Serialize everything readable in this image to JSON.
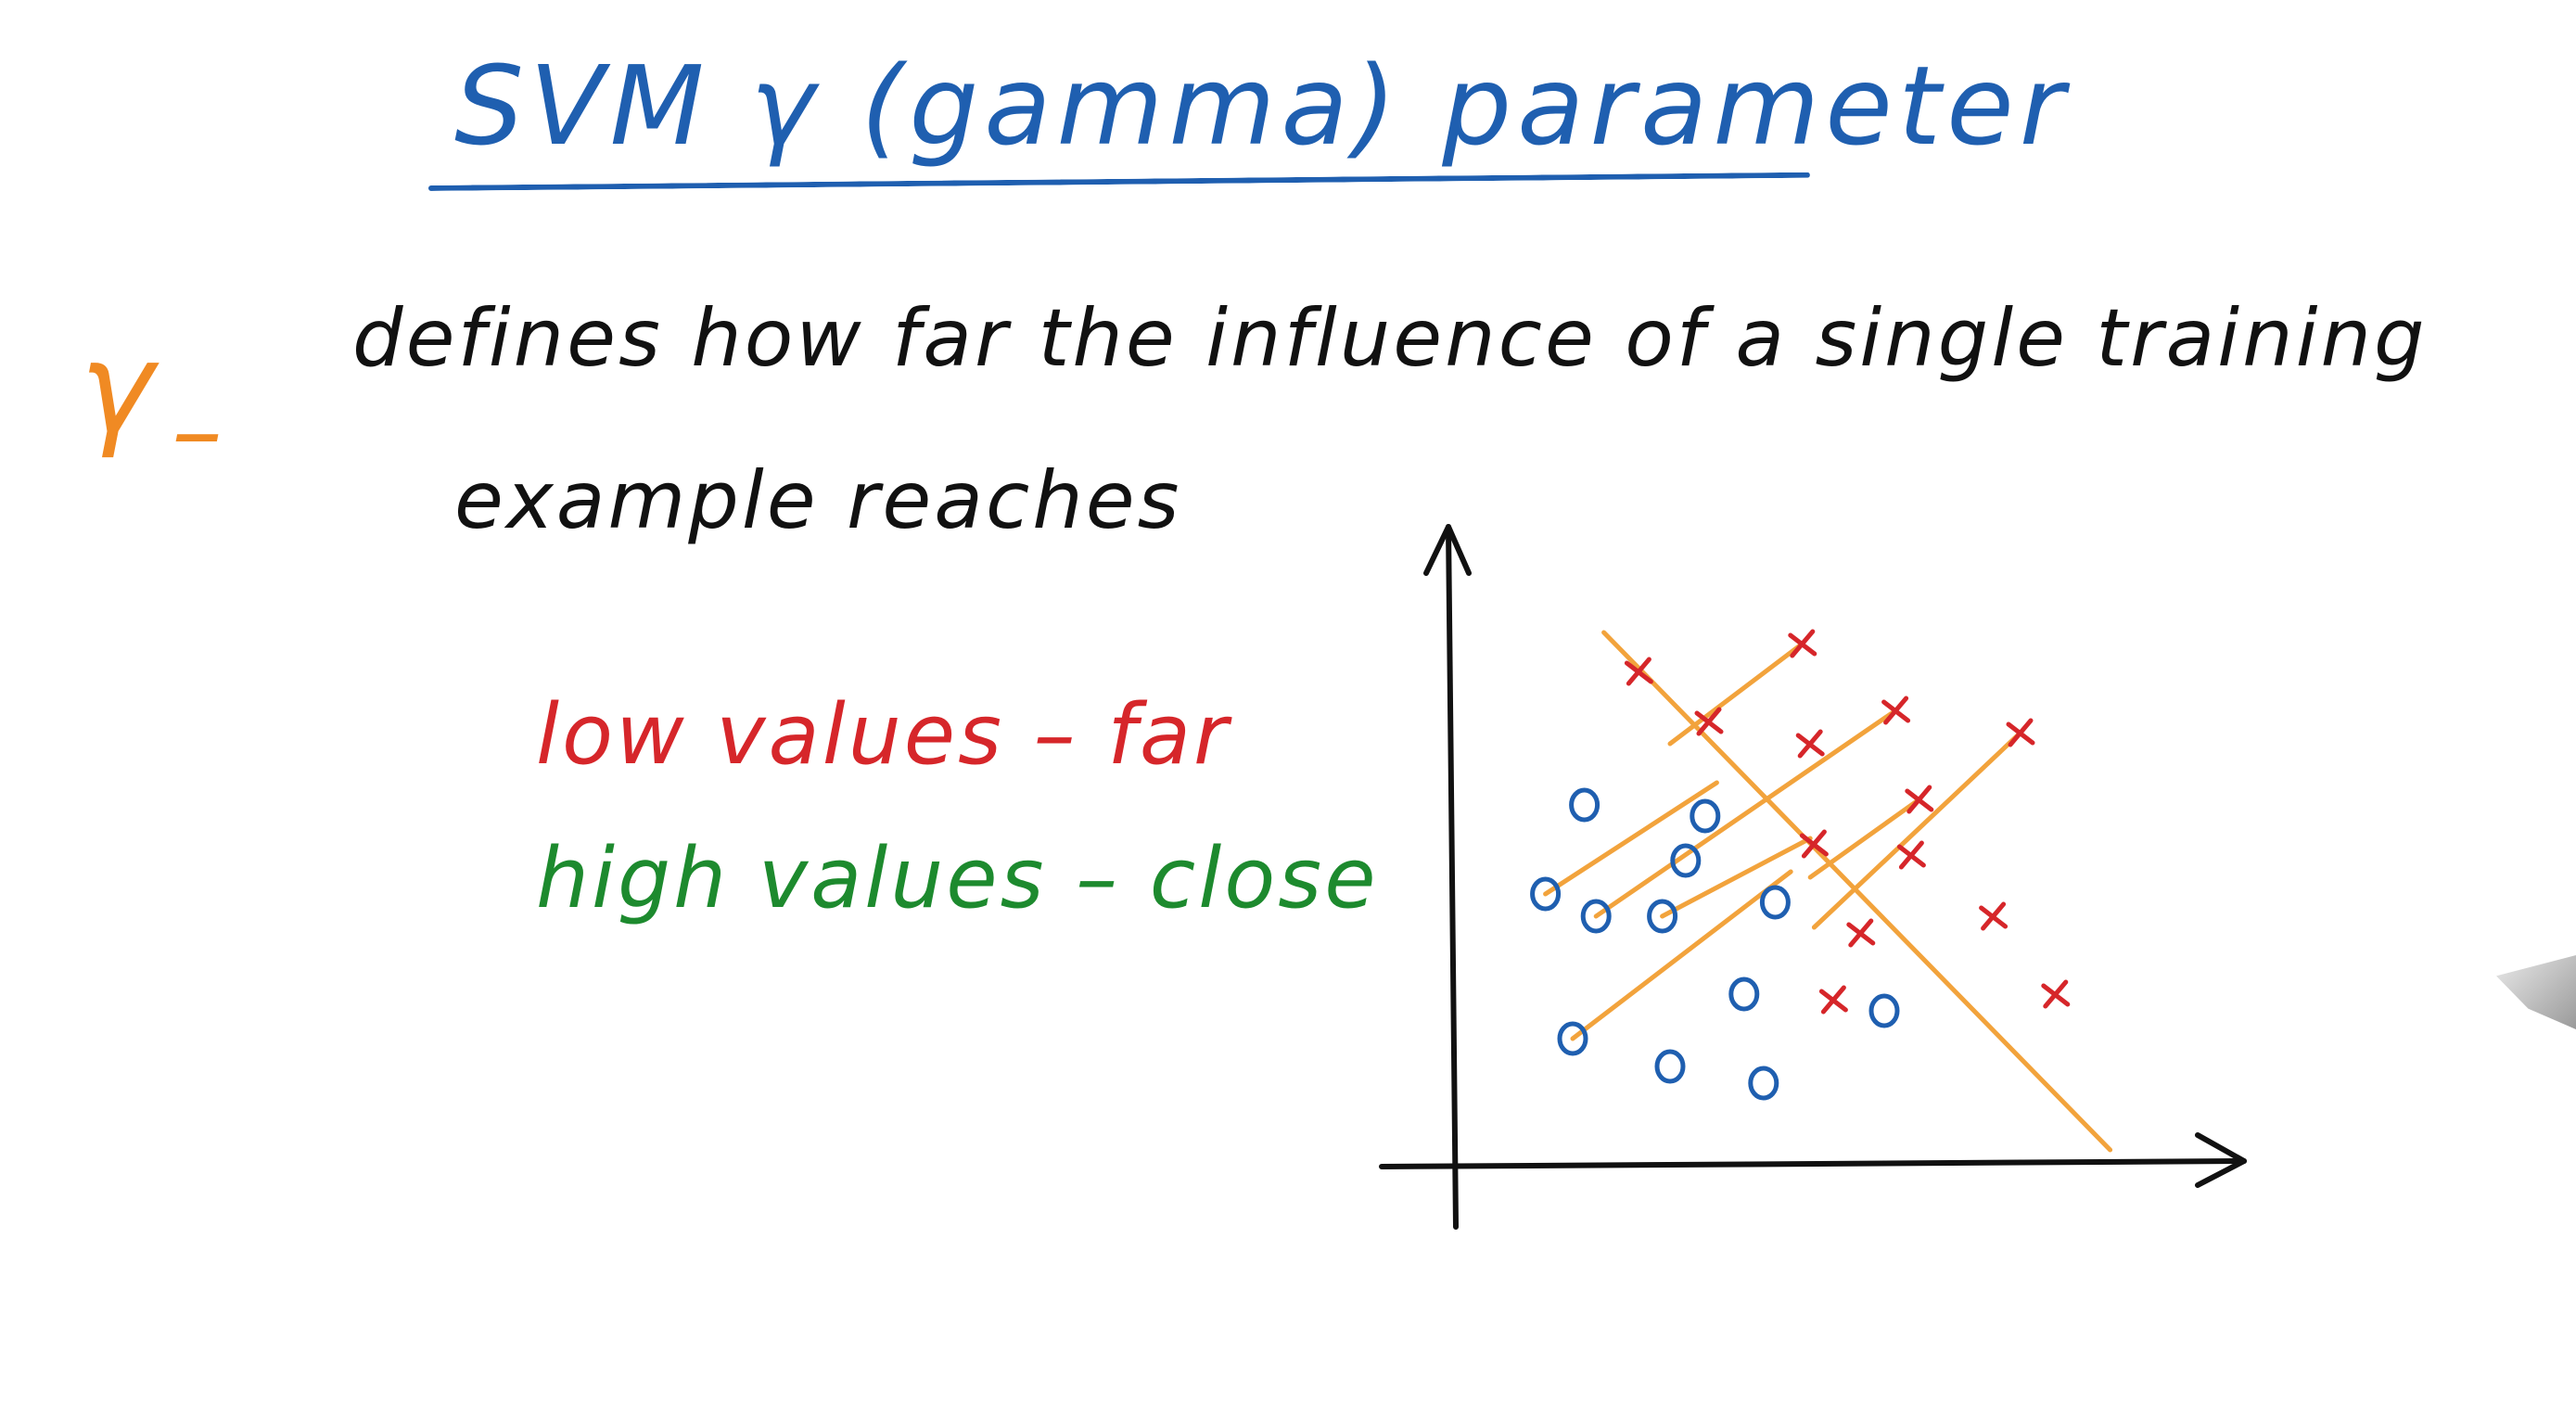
{
  "title": "SVM   γ (gamma) parameter",
  "gamma_symbol": "γ",
  "gamma_dash": "–",
  "definition": {
    "line1": "defines how far the influence of a single training",
    "line2": "example reaches"
  },
  "legend": {
    "low": "low values – far",
    "high": "high values – close"
  },
  "colors": {
    "title": "#1f5fb0",
    "gamma": "#f08a23",
    "text": "#111111",
    "low": "#d6262a",
    "high": "#1d8a2e",
    "class_o": "#1f5fb0",
    "class_x": "#d6262a",
    "influence_lines": "#f2a33c",
    "axes": "#111111"
  },
  "chart_data": {
    "type": "scatter",
    "title": "",
    "xlabel": "",
    "ylabel": "",
    "xlim": [
      0,
      10
    ],
    "ylim": [
      0,
      10
    ],
    "grid": false,
    "series": [
      {
        "marker": "o",
        "points": [
          [
            1.65,
            6.5
          ],
          [
            1.15,
            4.9
          ],
          [
            1.8,
            4.5
          ],
          [
            3.2,
            6.3
          ],
          [
            2.95,
            5.5
          ],
          [
            2.65,
            4.5
          ],
          [
            4.1,
            4.75
          ],
          [
            3.7,
            3.1
          ],
          [
            1.5,
            2.3
          ],
          [
            2.75,
            1.8
          ],
          [
            3.95,
            1.5
          ],
          [
            5.5,
            2.8
          ]
        ]
      },
      {
        "marker": "x",
        "points": [
          [
            2.35,
            8.9
          ],
          [
            4.45,
            9.4
          ],
          [
            3.25,
            8.0
          ],
          [
            4.55,
            7.6
          ],
          [
            5.65,
            8.2
          ],
          [
            7.25,
            7.8
          ],
          [
            5.95,
            6.6
          ],
          [
            4.6,
            5.8
          ],
          [
            5.85,
            5.6
          ],
          [
            5.2,
            4.2
          ],
          [
            6.9,
            4.5
          ],
          [
            4.85,
            3.0
          ],
          [
            7.7,
            3.1
          ]
        ]
      }
    ],
    "decision_boundary": [
      [
        1.9,
        9.6
      ],
      [
        8.4,
        0.3
      ]
    ],
    "influence_segments": [
      [
        [
          2.75,
          7.6
        ],
        [
          4.45,
          9.4
        ]
      ],
      [
        [
          1.15,
          4.9
        ],
        [
          3.35,
          6.9
        ]
      ],
      [
        [
          1.8,
          4.5
        ],
        [
          5.65,
          8.2
        ]
      ],
      [
        [
          2.65,
          4.5
        ],
        [
          4.55,
          5.9
        ]
      ],
      [
        [
          4.55,
          5.2
        ],
        [
          5.95,
          6.6
        ]
      ],
      [
        [
          1.5,
          2.3
        ],
        [
          4.3,
          5.3
        ]
      ],
      [
        [
          4.6,
          4.3
        ],
        [
          7.25,
          7.8
        ]
      ]
    ]
  }
}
###
What to produce: Restate the data above word for word. Skip every picture.

Worked answer:
Serialize everything readable in this image to JSON.
{
  "title": "SVM   γ (gamma) parameter",
  "gamma_symbol": "γ",
  "gamma_dash": "–",
  "definition": {
    "line1": "defines how far the influence of a single training",
    "line2": "example reaches"
  },
  "legend": {
    "low": "low values – far",
    "high": "high values – close"
  },
  "colors": {
    "title": "#1f5fb0",
    "gamma": "#f08a23",
    "text": "#111111",
    "low": "#d6262a",
    "high": "#1d8a2e",
    "class_o": "#1f5fb0",
    "class_x": "#d6262a",
    "influence_lines": "#f2a33c",
    "axes": "#111111"
  },
  "chart_data": {
    "type": "scatter",
    "title": "",
    "xlabel": "",
    "ylabel": "",
    "xlim": [
      0,
      10
    ],
    "ylim": [
      0,
      10
    ],
    "grid": false,
    "series": [
      {
        "marker": "o",
        "points": [
          [
            1.65,
            6.5
          ],
          [
            1.15,
            4.9
          ],
          [
            1.8,
            4.5
          ],
          [
            3.2,
            6.3
          ],
          [
            2.95,
            5.5
          ],
          [
            2.65,
            4.5
          ],
          [
            4.1,
            4.75
          ],
          [
            3.7,
            3.1
          ],
          [
            1.5,
            2.3
          ],
          [
            2.75,
            1.8
          ],
          [
            3.95,
            1.5
          ],
          [
            5.5,
            2.8
          ]
        ]
      },
      {
        "marker": "x",
        "points": [
          [
            2.35,
            8.9
          ],
          [
            4.45,
            9.4
          ],
          [
            3.25,
            8.0
          ],
          [
            4.55,
            7.6
          ],
          [
            5.65,
            8.2
          ],
          [
            7.25,
            7.8
          ],
          [
            5.95,
            6.6
          ],
          [
            4.6,
            5.8
          ],
          [
            5.85,
            5.6
          ],
          [
            5.2,
            4.2
          ],
          [
            6.9,
            4.5
          ],
          [
            4.85,
            3.0
          ],
          [
            7.7,
            3.1
          ]
        ]
      }
    ],
    "decision_boundary": [
      [
        1.9,
        9.6
      ],
      [
        8.4,
        0.3
      ]
    ],
    "influence_segments": [
      [
        [
          2.75,
          7.6
        ],
        [
          4.45,
          9.4
        ]
      ],
      [
        [
          1.15,
          4.9
        ],
        [
          3.35,
          6.9
        ]
      ],
      [
        [
          1.8,
          4.5
        ],
        [
          5.65,
          8.2
        ]
      ],
      [
        [
          2.65,
          4.5
        ],
        [
          4.55,
          5.9
        ]
      ],
      [
        [
          4.55,
          5.2
        ],
        [
          5.95,
          6.6
        ]
      ],
      [
        [
          1.5,
          2.3
        ],
        [
          4.3,
          5.3
        ]
      ],
      [
        [
          4.6,
          4.3
        ],
        [
          7.25,
          7.8
        ]
      ]
    ]
  }
}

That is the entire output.